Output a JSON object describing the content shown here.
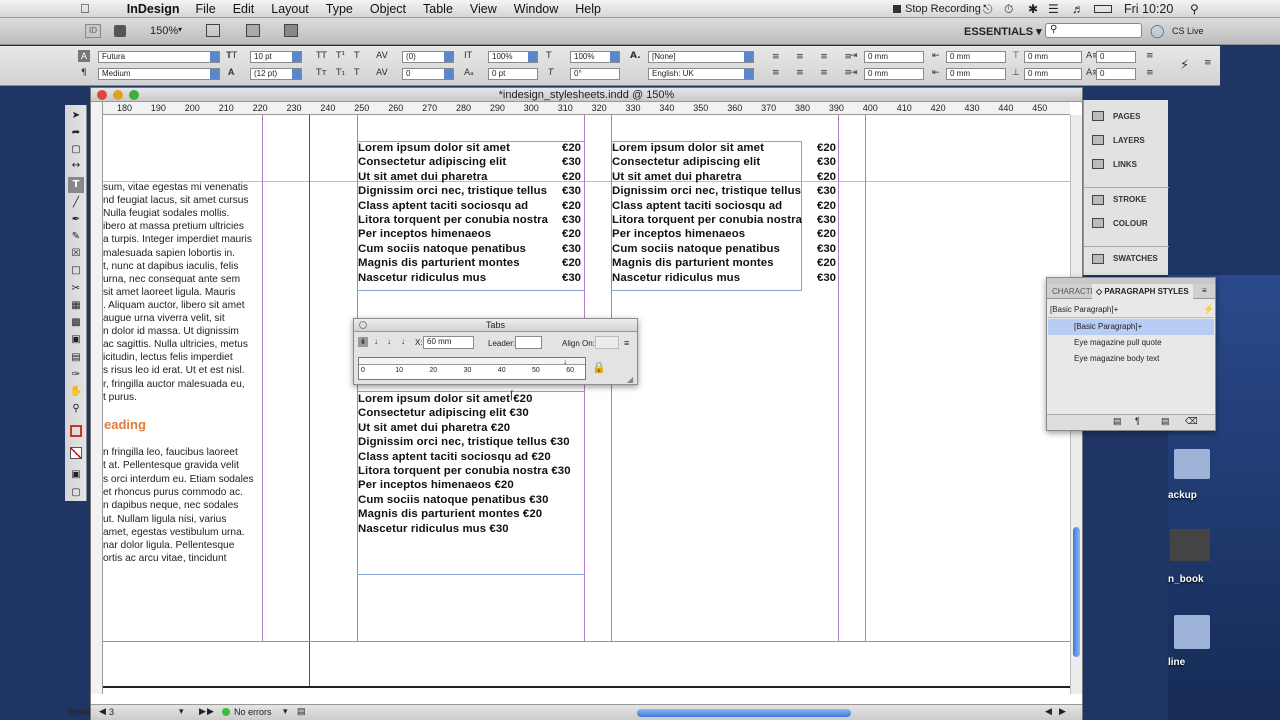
{
  "menubar": {
    "app": "InDesign",
    "items": [
      "File",
      "Edit",
      "Layout",
      "Type",
      "Object",
      "Table",
      "View",
      "Window",
      "Help"
    ],
    "recording": "Stop Recording",
    "clock": "Fri 10:20"
  },
  "appbar": {
    "zoom": "150%",
    "workspace": "ESSENTIALS ▾",
    "cs_live": "CS Live"
  },
  "control": {
    "font": "Futura",
    "style": "Medium",
    "size": "10 pt",
    "leading": "(12 pt)",
    "kerning": "(0)",
    "tracking": "0",
    "vscale": "100%",
    "hscale": "100%",
    "baseline": "0 pt",
    "skew": "0°",
    "char_style": "[None]",
    "language": "English: UK",
    "indent_left": "0 mm",
    "indent_right": "0 mm",
    "first_line": "0 mm",
    "last_line": "0 mm",
    "space_before": "0 mm",
    "space_after": "0 mm",
    "drop_cap_lines": "0",
    "drop_cap_chars": "0"
  },
  "document": {
    "title": "*indesign_stylesheets.indd @ 150%",
    "ruler_ticks": [
      "180",
      "190",
      "200",
      "210",
      "220",
      "230",
      "240",
      "250",
      "260",
      "270",
      "280",
      "290",
      "300",
      "310",
      "320",
      "330",
      "340",
      "350",
      "360",
      "370",
      "380",
      "390",
      "400",
      "410",
      "420",
      "430",
      "440",
      "450"
    ],
    "body_top": [
      "sum, vitae egestas mi venenatis",
      "nd feugiat lacus, sit amet cursus",
      "Nulla feugiat sodales mollis.",
      "ibero at massa pretium ultricies",
      "a turpis. Integer imperdiet mauris",
      "malesuada sapien lobortis in.",
      "t, nunc at dapibus iaculis, felis",
      "urna, nec consequat ante sem",
      "sit amet laoreet ligula. Mauris",
      ". Aliquam auctor, libero sit amet",
      "augue urna viverra velit, sit",
      "n dolor id massa. Ut dignissim",
      " ac sagittis. Nulla ultricies, metus",
      "icitudin, lectus felis imperdiet",
      "s risus leo id erat. Ut et est nisl.",
      "r, fringilla auctor malesuada eu,",
      "t purus."
    ],
    "heading": "eading",
    "body_bottom": [
      "n fringilla leo, faucibus laoreet",
      "t at. Pellentesque gravida velit",
      "s orci interdum eu. Etiam sodales",
      " et rhoncus purus commodo ac.",
      "n dapibus neque, nec sodales",
      "ut. Nullam ligula nisi, varius",
      " amet, egestas vestibulum urna.",
      "nar dolor ligula. Pellentesque",
      "ortis ac arcu vitae, tincidunt"
    ],
    "menu_a": [
      {
        "item": "Lorem ipsum dolor sit amet",
        "price": "€20"
      },
      {
        "item": "Consectetur adipiscing elit",
        "price": "€30"
      },
      {
        "item": "Ut sit amet dui pharetra",
        "price": "€20"
      },
      {
        "item": "Dignissim orci nec, tristique tellus",
        "price": "€30"
      },
      {
        "item": "Class aptent taciti sociosqu ad",
        "price": "€20"
      },
      {
        "item": "Litora torquent per conubia nostra",
        "price": "€30"
      },
      {
        "item": "Per inceptos himenaeos",
        "price": "€20"
      },
      {
        "item": "Cum sociis natoque penatibus",
        "price": "€30"
      },
      {
        "item": "Magnis dis parturient montes",
        "price": "€20"
      },
      {
        "item": "Nascetur ridiculus mus",
        "price": "€30"
      }
    ],
    "menu_c": [
      "Lorem ipsum dolor sit amet €20",
      "Consectetur adipiscing elit €30",
      "Ut sit amet dui pharetra €20",
      "Dignissim orci nec, tristique tellus €30",
      "Class aptent taciti sociosqu ad €20",
      "Litora torquent per conubia nostra €30",
      "Per inceptos himenaeos €20",
      "Cum sociis natoque penatibus €30",
      "Magnis dis parturient montes €20",
      "Nascetur ridiculus mus €30"
    ],
    "status": {
      "view": "Resol",
      "page": "3",
      "errors": "No errors"
    }
  },
  "tabs_panel": {
    "title": "Tabs",
    "x_label": "X:",
    "x_value": "60 mm",
    "leader_label": "Leader:",
    "align_label": "Align On:",
    "ruler": [
      "0",
      "10",
      "20",
      "30",
      "40",
      "50",
      "60"
    ]
  },
  "dock": [
    "PAGES",
    "LAYERS",
    "LINKS",
    "STROKE",
    "COLOUR",
    "SWATCHES"
  ],
  "pstyles": {
    "tab_char": "CHARACTE",
    "tab_para": "◇ PARAGRAPH STYLES",
    "current": "[Basic Paragraph]+",
    "items": [
      "[Basic Paragraph]+",
      "Eye magazine pull quote",
      "Eye magazine body text"
    ]
  },
  "desktop": [
    "ackup",
    "n_book",
    "line"
  ],
  "colors": {
    "accent": "#e07b39",
    "guide": "#b57acb",
    "selection": "#b7cdf4"
  }
}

◆ **INSTRUCTION**
In the copy, include all records verbatim but no images.

◆ **EXERCISE SOLUTION**
Output a JSON object describing the content shown here.
{
  "menubar": {
    "app": "InDesign",
    "items": [
      "File",
      "Edit",
      "Layout",
      "Type",
      "Object",
      "Table",
      "View",
      "Window",
      "Help"
    ],
    "recording": "Stop Recording",
    "clock": "Fri 10:20"
  },
  "appbar": {
    "zoom": "150%",
    "workspace": "ESSENTIALS ▾",
    "cs_live": "CS Live"
  },
  "control": {
    "font": "Futura",
    "style": "Medium",
    "size": "10 pt",
    "leading": "(12 pt)",
    "kerning": "(0)",
    "tracking": "0",
    "vscale": "100%",
    "hscale": "100%",
    "baseline": "0 pt",
    "skew": "0°",
    "char_style": "[None]",
    "language": "English: UK",
    "indent_left": "0 mm",
    "indent_right": "0 mm",
    "first_line": "0 mm",
    "last_line": "0 mm",
    "space_before": "0 mm",
    "space_after": "0 mm",
    "drop_cap_lines": "0",
    "drop_cap_chars": "0"
  },
  "document": {
    "title": "*indesign_stylesheets.indd @ 150%",
    "ruler_ticks": [
      "180",
      "190",
      "200",
      "210",
      "220",
      "230",
      "240",
      "250",
      "260",
      "270",
      "280",
      "290",
      "300",
      "310",
      "320",
      "330",
      "340",
      "350",
      "360",
      "370",
      "380",
      "390",
      "400",
      "410",
      "420",
      "430",
      "440",
      "450"
    ],
    "body_top": [
      "sum, vitae egestas mi venenatis",
      "nd feugiat lacus, sit amet cursus",
      "Nulla feugiat sodales mollis.",
      "ibero at massa pretium ultricies",
      "a turpis. Integer imperdiet mauris",
      "malesuada sapien lobortis in.",
      "t, nunc at dapibus iaculis, felis",
      "urna, nec consequat ante sem",
      "sit amet laoreet ligula. Mauris",
      ". Aliquam auctor, libero sit amet",
      "augue urna viverra velit, sit",
      "n dolor id massa. Ut dignissim",
      " ac sagittis. Nulla ultricies, metus",
      "icitudin, lectus felis imperdiet",
      "s risus leo id erat. Ut et est nisl.",
      "r, fringilla auctor malesuada eu,",
      "t purus."
    ],
    "heading": "eading",
    "body_bottom": [
      "n fringilla leo, faucibus laoreet",
      "t at. Pellentesque gravida velit",
      "s orci interdum eu. Etiam sodales",
      " et rhoncus purus commodo ac.",
      "n dapibus neque, nec sodales",
      "ut. Nullam ligula nisi, varius",
      " amet, egestas vestibulum urna.",
      "nar dolor ligula. Pellentesque",
      "ortis ac arcu vitae, tincidunt"
    ],
    "menu_a": [
      {
        "item": "Lorem ipsum dolor sit amet",
        "price": "€20"
      },
      {
        "item": "Consectetur adipiscing elit",
        "price": "€30"
      },
      {
        "item": "Ut sit amet dui pharetra",
        "price": "€20"
      },
      {
        "item": "Dignissim orci nec, tristique tellus",
        "price": "€30"
      },
      {
        "item": "Class aptent taciti sociosqu ad",
        "price": "€20"
      },
      {
        "item": "Litora torquent per conubia nostra",
        "price": "€30"
      },
      {
        "item": "Per inceptos himenaeos",
        "price": "€20"
      },
      {
        "item": "Cum sociis natoque penatibus",
        "price": "€30"
      },
      {
        "item": "Magnis dis parturient montes",
        "price": "€20"
      },
      {
        "item": "Nascetur ridiculus mus",
        "price": "€30"
      }
    ],
    "menu_c": [
      "Lorem ipsum dolor sit amet €20",
      "Consectetur adipiscing elit €30",
      "Ut sit amet dui pharetra €20",
      "Dignissim orci nec, tristique tellus €30",
      "Class aptent taciti sociosqu ad €20",
      "Litora torquent per conubia nostra €30",
      "Per inceptos himenaeos €20",
      "Cum sociis natoque penatibus €30",
      "Magnis dis parturient montes €20",
      "Nascetur ridiculus mus €30"
    ],
    "status": {
      "view": "Resol",
      "page": "3",
      "errors": "No errors"
    }
  },
  "tabs_panel": {
    "title": "Tabs",
    "x_label": "X:",
    "x_value": "60 mm",
    "leader_label": "Leader:",
    "align_label": "Align On:",
    "ruler": [
      "0",
      "10",
      "20",
      "30",
      "40",
      "50",
      "60"
    ]
  },
  "dock": [
    "PAGES",
    "LAYERS",
    "LINKS",
    "STROKE",
    "COLOUR",
    "SWATCHES"
  ],
  "pstyles": {
    "tab_char": "CHARACTE",
    "tab_para": "◇ PARAGRAPH STYLES",
    "current": "[Basic Paragraph]+",
    "items": [
      "[Basic Paragraph]+",
      "Eye magazine pull quote",
      "Eye magazine body text"
    ]
  },
  "desktop": [
    "ackup",
    "n_book",
    "line"
  ],
  "colors": {
    "accent": "#e07b39",
    "guide": "#b57acb",
    "selection": "#b7cdf4"
  }
}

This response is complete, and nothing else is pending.